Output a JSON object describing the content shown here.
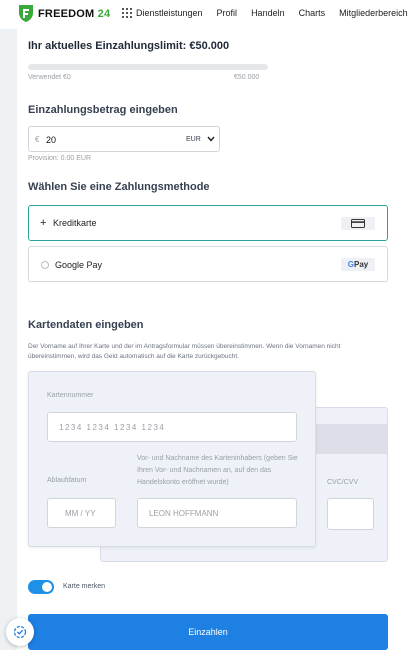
{
  "header": {
    "logo_text": "FREEDOM",
    "logo_number": "24",
    "nav": [
      "Dienstleistungen",
      "Profil",
      "Handeln",
      "Charts",
      "Mitgliederbereich"
    ]
  },
  "limit": {
    "title": "Ihr aktuelles Einzahlungslimit: €50.000",
    "used_label": "Verwendet €0",
    "max_label": "€50.000",
    "used_fraction": 0
  },
  "amount": {
    "heading": "Einzahlungsbetrag eingeben",
    "currency_symbol": "€",
    "value": "20",
    "currency": "EUR",
    "provision": "Provision: 0.00 EUR"
  },
  "payment": {
    "heading": "Wählen Sie eine Zahlungsmethode",
    "methods": [
      {
        "label": "Kreditkarte",
        "selected": true,
        "icon": "credit-card-icon"
      },
      {
        "label": "Google Pay",
        "selected": false,
        "icon": "google-pay-icon",
        "badge_text": "Pay",
        "badge_g": "G"
      }
    ]
  },
  "card": {
    "heading": "Kartendaten eingeben",
    "note": "Der Vorname auf Ihrer Karte und der im Antragsformular müssen übereinstimmen. Wenn die Vornamen nicht übereinstimmen, wird das Geld automatisch auf die Karte zurückgebucht.",
    "number_label": "Kartennummer",
    "number_placeholder": "1234 1234 1234 1234",
    "expiry_label": "Ablaufdatum",
    "expiry_placeholder": "MM / YY",
    "holder_label": "Vor- und Nachname des Karteninhabers (geben Sie Ihren Vor- und Nachnamen an, auf den das Handelskonto eröffnet wurde)",
    "holder_value": "LEON HOFFMANN",
    "cvc_label": "CVC/CVV"
  },
  "remember": {
    "label": "Karte merken",
    "on": true
  },
  "submit_label": "Einzahlen",
  "colors": {
    "accent": "#1d80e2",
    "selected_border": "#2aa39a",
    "brand_green": "#3aa83a"
  }
}
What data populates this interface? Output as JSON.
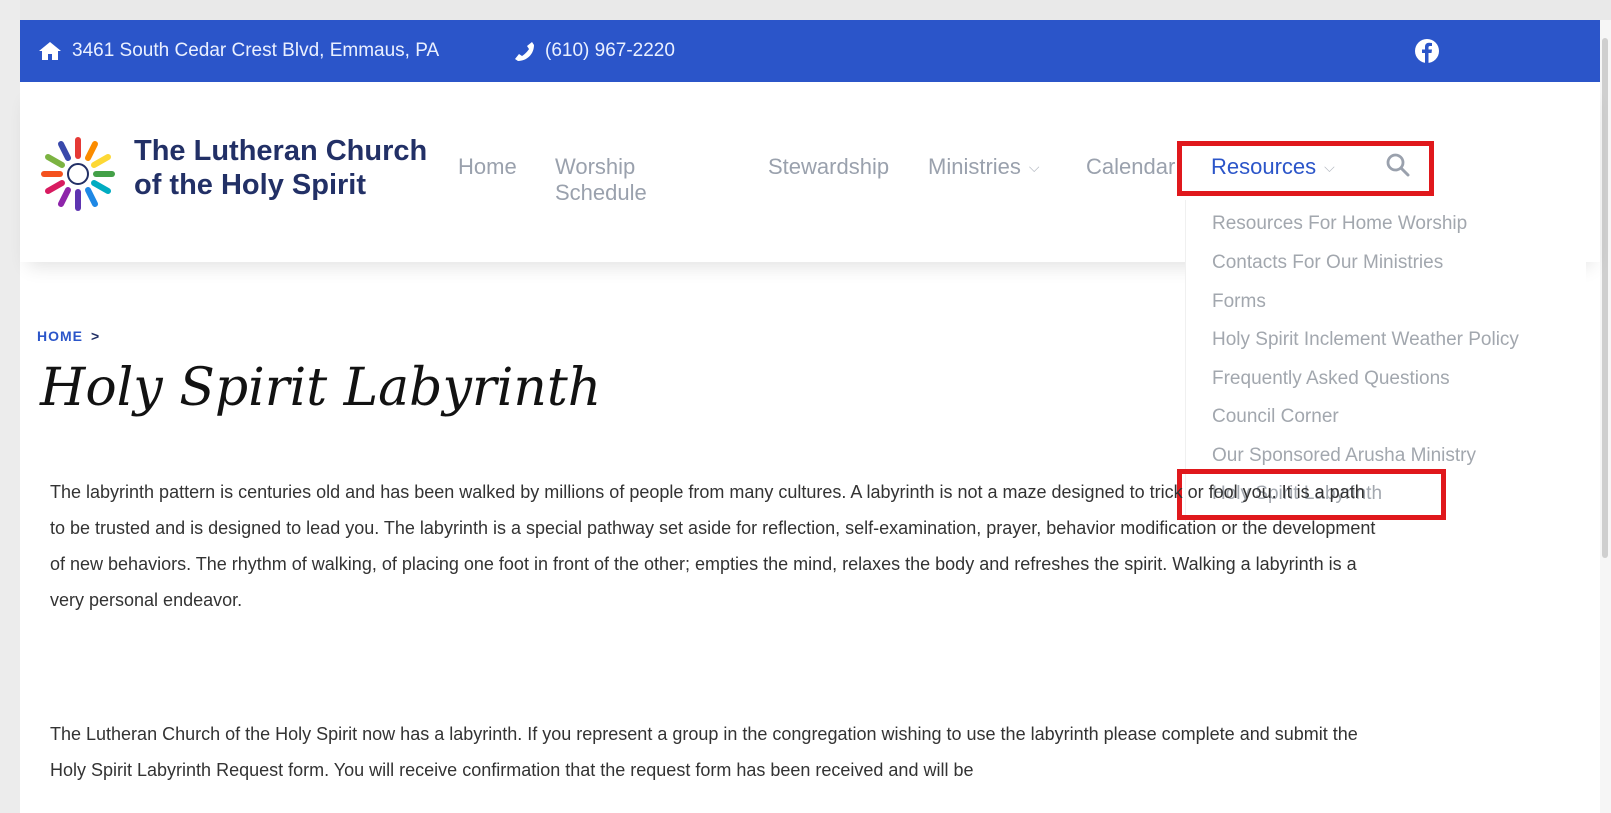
{
  "topbar": {
    "address": "3461 South Cedar Crest Blvd, Emmaus, PA",
    "phone": "(610) 967-2220",
    "icons": [
      "home-icon",
      "phone-icon",
      "facebook-icon"
    ]
  },
  "brand": {
    "line1": "The Lutheran Church",
    "line2": "of the Holy Spirit"
  },
  "nav": {
    "items": [
      {
        "label": "Home"
      },
      {
        "label": "Worship Schedule"
      },
      {
        "label": "Stewardship"
      },
      {
        "label": "Ministries"
      },
      {
        "label": "Calendar"
      },
      {
        "label": "Resources"
      }
    ],
    "chevron": "⌵"
  },
  "dropdown": {
    "items": [
      "Resources For Home Worship",
      "Contacts For Our Ministries",
      "Forms",
      "Holy Spirit Inclement Weather Policy",
      "Frequently Asked Questions",
      "Council Corner",
      "Our Sponsored Arusha Ministry",
      "Holy Spirit Labyrinth"
    ]
  },
  "breadcrumb": {
    "home": "HOME",
    "separator": ">"
  },
  "page": {
    "title": "Holy Spirit Labyrinth",
    "paragraph1": "The labyrinth pattern is centuries old and has been walked by millions of people from many cultures. A labyrinth is not a maze designed to trick or fool you. It is a path to be trusted and is designed to lead you. The labyrinth is a special pathway set aside for reflection, self-examination, prayer, behavior modification or the development of new behaviors. The rhythm of walking, of placing one foot in front of the other; empties the mind, relaxes the body and refreshes the spirit. Walking a labyrinth is a very personal endeavor.",
    "paragraph2": "The Lutheran Church of the Holy Spirit now has a labyrinth. If you represent a group in the congregation wishing to use the labyrinth please complete and submit the Holy Spirit Labyrinth Request form. You will receive confirmation that the request form has been received and will be"
  },
  "colors": {
    "accent": "#2b55c9",
    "highlight": "#e0181c",
    "brand_text": "#223066"
  }
}
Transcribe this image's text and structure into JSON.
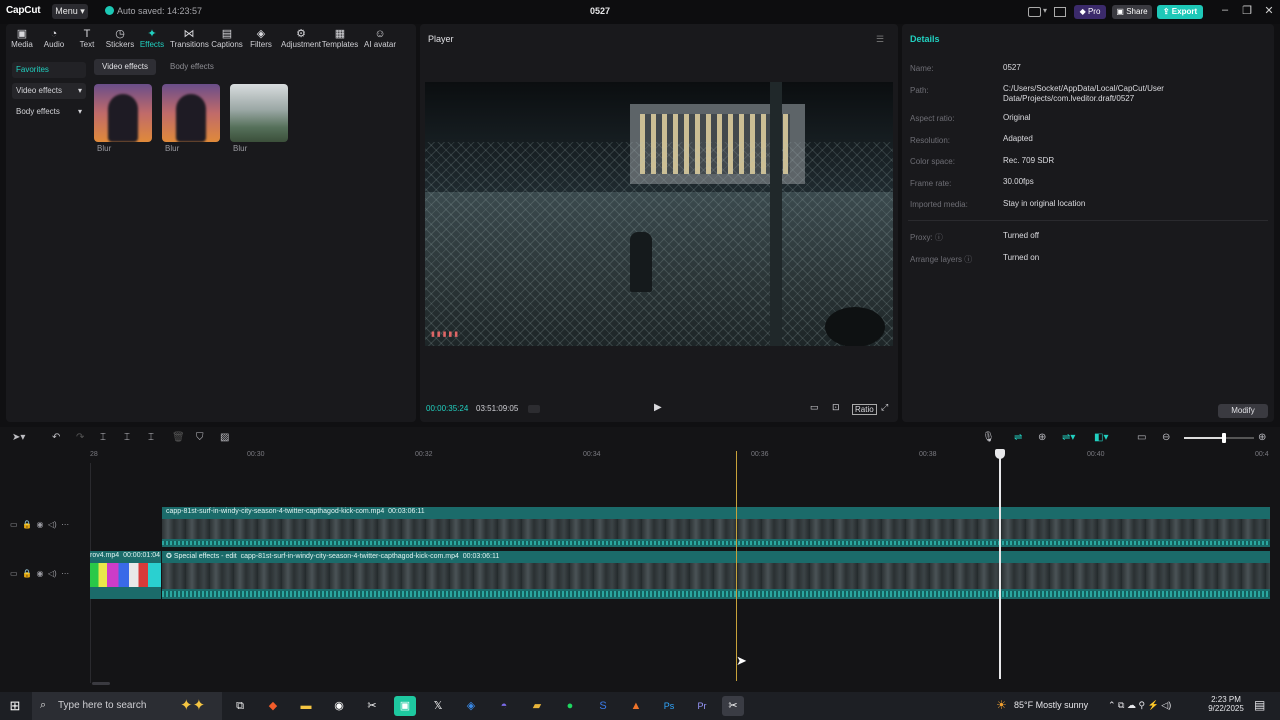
{
  "titlebar": {
    "logo": "CapCut",
    "menu": "Menu",
    "autosave": "Auto saved: 14:23:57",
    "project": "0527",
    "pro": "Pro",
    "share": "Share",
    "export": "Export"
  },
  "toolbar": [
    {
      "label": "Media",
      "icon": "media-icon"
    },
    {
      "label": "Audio",
      "icon": "audio-icon"
    },
    {
      "label": "Text",
      "icon": "text-icon"
    },
    {
      "label": "Stickers",
      "icon": "stickers-icon"
    },
    {
      "label": "Effects",
      "icon": "effects-icon"
    },
    {
      "label": "Transitions",
      "icon": "transitions-icon"
    },
    {
      "label": "Captions",
      "icon": "captions-icon"
    },
    {
      "label": "Filters",
      "icon": "filters-icon"
    },
    {
      "label": "Adjustment",
      "icon": "adjustment-icon"
    },
    {
      "label": "Templates",
      "icon": "templates-icon"
    },
    {
      "label": "AI avatar",
      "icon": "ai-avatar-icon"
    }
  ],
  "sidebar": {
    "favorites": "Favorites",
    "video_effects": "Video effects",
    "body_effects": "Body effects"
  },
  "effects": {
    "tab_video": "Video effects",
    "tab_body": "Body effects",
    "items": [
      {
        "label": "Blur"
      },
      {
        "label": "Blur"
      },
      {
        "label": "Blur"
      }
    ]
  },
  "player": {
    "title": "Player",
    "current_time": "00:00:35:24",
    "total_time": "03:51:09:05"
  },
  "details": {
    "title": "Details",
    "rows": [
      {
        "label": "Name:",
        "value": "0527"
      },
      {
        "label": "Path:",
        "value": "C:/Users/Socket/AppData/Local/CapCut/User Data/Projects/com.lveditor.draft/0527"
      },
      {
        "label": "Aspect ratio:",
        "value": "Original"
      },
      {
        "label": "Resolution:",
        "value": "Adapted"
      },
      {
        "label": "Color space:",
        "value": "Rec. 709 SDR"
      },
      {
        "label": "Frame rate:",
        "value": "30.00fps"
      },
      {
        "label": "Imported media:",
        "value": "Stay in original location"
      },
      {
        "label": "Proxy:",
        "value": "Turned off"
      },
      {
        "label": "Arrange layers",
        "value": "Turned on"
      }
    ],
    "modify": "Modify"
  },
  "timeline": {
    "ruler": [
      "28",
      "00:30",
      "00:32",
      "00:34",
      "00:36",
      "00:38",
      "00:40",
      "00:4"
    ],
    "track1_clip": "capp-81st-surf-in-windy-city-season-4-twitter-capthagod-kick-com.mp4",
    "track1_duration": "00:03:06:11",
    "track2_prev_clip": "rov4.mp4",
    "track2_prev_duration": "00:00:01:04",
    "track2_effect": "Special effects - edit",
    "track2_clip": "capp-81st-surf-in-windy-city-season-4-twitter-capthagod-kick-com.mp4",
    "track2_duration": "00:03:06:11"
  },
  "taskbar": {
    "search_placeholder": "Type here to search",
    "weather": "85°F  Mostly sunny",
    "time": "2:23 PM",
    "date": "9/22/2025"
  },
  "colors": {
    "accent": "#21d0c0",
    "clip": "#1b6b6a",
    "playhead": "#c8a23a"
  }
}
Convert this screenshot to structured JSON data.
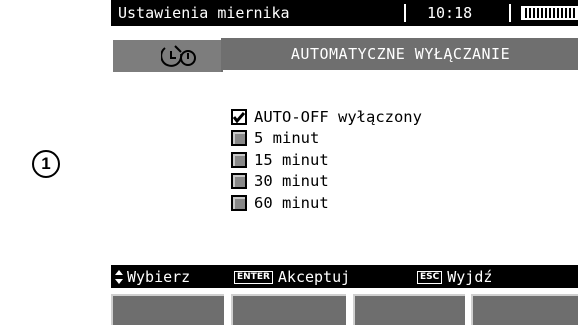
{
  "step_marker": "1",
  "statusbar": {
    "title": "Ustawienia miernika",
    "time": "10:18",
    "battery_icon": "battery-icon"
  },
  "header": {
    "title": "AUTOMATYCZNE WYŁĄCZANIE",
    "icon": "auto-off-timer-icon"
  },
  "options": [
    {
      "label": "AUTO-OFF wyłączony",
      "checked": true
    },
    {
      "label": "5 minut",
      "checked": false
    },
    {
      "label": "15 minut",
      "checked": false
    },
    {
      "label": "30 minut",
      "checked": false
    },
    {
      "label": "60 minut",
      "checked": false
    }
  ],
  "footer": {
    "select_label": "Wybierz",
    "enter_key": "ENTER",
    "accept_label": "Akceptuj",
    "esc_key": "ESC",
    "exit_label": "Wyjdź"
  },
  "colors": {
    "bar_bg": "#000000",
    "header_bg": "#6f6f6f",
    "fkey_bg": "#6e6e6e"
  }
}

Directions:
Give only the number of lines in the data that include the string "CapCut".

Expected answer:
2